**RECORDS PROVIDED:**
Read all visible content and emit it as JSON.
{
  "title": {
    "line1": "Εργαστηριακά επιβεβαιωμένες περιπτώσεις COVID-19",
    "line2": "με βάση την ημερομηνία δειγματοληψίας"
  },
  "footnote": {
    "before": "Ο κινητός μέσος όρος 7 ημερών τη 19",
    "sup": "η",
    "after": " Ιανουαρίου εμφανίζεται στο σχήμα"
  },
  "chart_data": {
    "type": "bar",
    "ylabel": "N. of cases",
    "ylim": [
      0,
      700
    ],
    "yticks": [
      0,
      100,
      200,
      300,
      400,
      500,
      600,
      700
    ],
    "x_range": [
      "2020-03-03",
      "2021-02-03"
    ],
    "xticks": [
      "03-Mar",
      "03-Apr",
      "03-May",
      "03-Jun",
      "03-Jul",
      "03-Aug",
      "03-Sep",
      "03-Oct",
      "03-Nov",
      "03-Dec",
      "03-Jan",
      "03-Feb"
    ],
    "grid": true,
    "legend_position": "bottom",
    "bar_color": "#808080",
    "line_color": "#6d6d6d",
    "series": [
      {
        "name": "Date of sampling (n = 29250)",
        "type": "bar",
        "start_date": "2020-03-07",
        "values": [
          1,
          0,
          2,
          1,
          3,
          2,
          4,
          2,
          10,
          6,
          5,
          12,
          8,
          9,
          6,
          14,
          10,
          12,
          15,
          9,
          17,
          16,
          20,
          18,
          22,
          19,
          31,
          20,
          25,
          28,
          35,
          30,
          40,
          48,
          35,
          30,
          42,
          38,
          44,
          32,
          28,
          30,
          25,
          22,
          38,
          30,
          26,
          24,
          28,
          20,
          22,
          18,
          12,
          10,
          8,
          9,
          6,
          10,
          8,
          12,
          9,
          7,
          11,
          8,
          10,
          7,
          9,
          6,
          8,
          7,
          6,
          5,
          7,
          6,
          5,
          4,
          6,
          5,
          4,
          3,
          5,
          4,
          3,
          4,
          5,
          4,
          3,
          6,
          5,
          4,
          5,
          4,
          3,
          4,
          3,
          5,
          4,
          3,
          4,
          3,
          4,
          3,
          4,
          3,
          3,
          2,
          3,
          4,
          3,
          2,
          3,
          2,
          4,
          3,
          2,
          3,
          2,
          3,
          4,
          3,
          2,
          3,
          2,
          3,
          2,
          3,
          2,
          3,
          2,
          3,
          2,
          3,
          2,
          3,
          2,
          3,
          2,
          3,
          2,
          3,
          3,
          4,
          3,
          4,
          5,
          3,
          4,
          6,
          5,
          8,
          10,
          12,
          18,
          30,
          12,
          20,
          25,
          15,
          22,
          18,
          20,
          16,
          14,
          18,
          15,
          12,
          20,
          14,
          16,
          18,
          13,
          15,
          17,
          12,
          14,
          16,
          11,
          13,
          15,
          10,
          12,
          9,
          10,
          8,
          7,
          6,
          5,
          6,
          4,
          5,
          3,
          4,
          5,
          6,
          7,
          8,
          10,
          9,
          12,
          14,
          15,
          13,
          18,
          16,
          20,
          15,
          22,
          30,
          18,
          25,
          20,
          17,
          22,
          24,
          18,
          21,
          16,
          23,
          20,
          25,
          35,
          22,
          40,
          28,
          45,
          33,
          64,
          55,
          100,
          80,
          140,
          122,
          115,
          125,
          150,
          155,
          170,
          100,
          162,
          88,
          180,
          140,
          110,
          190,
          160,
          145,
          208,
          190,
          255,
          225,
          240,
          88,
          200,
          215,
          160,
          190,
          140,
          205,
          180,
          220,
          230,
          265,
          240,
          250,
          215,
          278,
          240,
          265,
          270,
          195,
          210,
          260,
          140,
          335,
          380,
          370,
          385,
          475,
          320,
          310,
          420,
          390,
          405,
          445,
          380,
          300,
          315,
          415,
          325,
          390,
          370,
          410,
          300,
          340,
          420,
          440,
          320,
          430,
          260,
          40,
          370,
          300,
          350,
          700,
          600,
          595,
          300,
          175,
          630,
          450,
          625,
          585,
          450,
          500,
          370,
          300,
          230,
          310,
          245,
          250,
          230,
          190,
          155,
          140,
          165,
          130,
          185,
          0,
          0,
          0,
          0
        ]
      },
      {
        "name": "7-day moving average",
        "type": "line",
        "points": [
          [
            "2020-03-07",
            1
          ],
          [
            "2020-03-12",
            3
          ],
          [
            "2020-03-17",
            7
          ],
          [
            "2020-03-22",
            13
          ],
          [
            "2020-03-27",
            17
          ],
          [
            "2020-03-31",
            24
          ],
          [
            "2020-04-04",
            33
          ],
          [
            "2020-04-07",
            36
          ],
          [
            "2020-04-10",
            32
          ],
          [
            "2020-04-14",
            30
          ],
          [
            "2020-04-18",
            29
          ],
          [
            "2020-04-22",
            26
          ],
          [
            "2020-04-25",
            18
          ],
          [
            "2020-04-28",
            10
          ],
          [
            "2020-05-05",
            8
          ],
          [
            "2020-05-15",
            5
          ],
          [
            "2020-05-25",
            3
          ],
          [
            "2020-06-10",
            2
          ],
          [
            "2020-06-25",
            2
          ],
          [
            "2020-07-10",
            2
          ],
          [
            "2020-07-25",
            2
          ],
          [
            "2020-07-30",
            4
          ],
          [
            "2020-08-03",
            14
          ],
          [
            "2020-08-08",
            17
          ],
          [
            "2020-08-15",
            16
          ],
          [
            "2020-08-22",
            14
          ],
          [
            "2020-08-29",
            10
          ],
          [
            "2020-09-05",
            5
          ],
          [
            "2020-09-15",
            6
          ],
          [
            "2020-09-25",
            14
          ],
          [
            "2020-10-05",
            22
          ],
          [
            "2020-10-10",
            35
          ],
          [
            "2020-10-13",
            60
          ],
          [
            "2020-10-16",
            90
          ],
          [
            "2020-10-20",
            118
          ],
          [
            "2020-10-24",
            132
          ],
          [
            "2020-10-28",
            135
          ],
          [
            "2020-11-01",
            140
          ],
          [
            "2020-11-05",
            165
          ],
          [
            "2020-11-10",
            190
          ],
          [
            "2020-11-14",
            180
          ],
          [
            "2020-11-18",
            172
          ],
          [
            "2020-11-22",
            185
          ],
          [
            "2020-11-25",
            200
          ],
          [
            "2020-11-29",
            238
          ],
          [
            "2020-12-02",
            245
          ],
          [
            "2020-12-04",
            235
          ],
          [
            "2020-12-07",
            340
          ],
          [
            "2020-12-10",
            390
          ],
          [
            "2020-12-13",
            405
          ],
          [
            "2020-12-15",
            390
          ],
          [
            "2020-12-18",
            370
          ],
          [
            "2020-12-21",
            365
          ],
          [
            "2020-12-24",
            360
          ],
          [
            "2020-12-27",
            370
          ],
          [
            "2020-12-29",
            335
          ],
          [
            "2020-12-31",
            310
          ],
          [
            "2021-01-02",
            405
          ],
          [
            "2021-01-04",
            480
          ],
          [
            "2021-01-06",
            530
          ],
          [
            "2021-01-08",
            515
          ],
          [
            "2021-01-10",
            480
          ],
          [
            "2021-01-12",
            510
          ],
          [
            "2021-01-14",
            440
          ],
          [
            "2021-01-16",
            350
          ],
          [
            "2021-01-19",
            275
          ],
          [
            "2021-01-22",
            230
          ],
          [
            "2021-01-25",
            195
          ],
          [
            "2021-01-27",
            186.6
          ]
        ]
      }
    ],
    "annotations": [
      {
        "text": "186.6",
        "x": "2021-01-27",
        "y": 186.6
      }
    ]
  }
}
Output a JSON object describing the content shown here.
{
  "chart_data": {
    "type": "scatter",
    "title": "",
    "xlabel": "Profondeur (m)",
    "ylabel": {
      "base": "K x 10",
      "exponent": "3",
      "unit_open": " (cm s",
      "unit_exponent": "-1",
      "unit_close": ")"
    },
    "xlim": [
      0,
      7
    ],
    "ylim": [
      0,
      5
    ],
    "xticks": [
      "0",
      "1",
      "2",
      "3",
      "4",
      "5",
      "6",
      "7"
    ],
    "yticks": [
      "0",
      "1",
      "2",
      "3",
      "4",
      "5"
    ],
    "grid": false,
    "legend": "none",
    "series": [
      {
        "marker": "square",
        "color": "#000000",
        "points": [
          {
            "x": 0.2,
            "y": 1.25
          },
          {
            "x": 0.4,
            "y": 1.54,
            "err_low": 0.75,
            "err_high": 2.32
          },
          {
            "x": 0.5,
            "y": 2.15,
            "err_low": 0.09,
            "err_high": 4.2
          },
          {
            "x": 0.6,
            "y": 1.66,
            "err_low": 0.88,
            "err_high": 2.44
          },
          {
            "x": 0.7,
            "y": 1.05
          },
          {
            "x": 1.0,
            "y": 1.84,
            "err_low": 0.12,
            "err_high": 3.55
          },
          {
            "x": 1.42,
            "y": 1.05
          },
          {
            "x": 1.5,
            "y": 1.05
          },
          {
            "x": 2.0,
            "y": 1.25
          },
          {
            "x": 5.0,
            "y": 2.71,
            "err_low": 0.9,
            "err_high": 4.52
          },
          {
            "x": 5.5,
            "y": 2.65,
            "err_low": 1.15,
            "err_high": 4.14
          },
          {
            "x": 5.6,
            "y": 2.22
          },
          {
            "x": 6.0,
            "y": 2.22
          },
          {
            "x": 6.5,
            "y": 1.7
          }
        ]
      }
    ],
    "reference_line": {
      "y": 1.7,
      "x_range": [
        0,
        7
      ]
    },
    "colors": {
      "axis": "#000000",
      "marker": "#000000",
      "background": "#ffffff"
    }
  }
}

**DO THIS:**
Identify all lines where the word "type" shows up. Copy them.

**THE RESULT:**
    "type": "bar",
        "type": "bar",
        "type": "line",
    "type": "scatter",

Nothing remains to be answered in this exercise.